Problem details: Check each line of the listing below for the word "hari" and say how many lines have it. Nothing else should be written.

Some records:
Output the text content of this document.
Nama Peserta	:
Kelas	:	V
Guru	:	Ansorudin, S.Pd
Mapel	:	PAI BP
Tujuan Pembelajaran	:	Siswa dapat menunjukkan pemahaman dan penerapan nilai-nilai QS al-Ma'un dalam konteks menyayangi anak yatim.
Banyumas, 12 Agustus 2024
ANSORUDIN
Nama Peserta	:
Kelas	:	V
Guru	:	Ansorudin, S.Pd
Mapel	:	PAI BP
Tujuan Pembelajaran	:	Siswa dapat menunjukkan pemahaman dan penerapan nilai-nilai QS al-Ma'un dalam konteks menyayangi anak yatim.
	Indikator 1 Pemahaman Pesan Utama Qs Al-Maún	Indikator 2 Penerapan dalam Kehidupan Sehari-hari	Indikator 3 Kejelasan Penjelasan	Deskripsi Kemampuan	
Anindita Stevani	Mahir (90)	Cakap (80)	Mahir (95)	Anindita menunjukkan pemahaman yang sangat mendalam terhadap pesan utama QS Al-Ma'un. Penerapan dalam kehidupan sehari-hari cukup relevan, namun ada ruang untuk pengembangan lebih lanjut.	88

Exercise answer: 2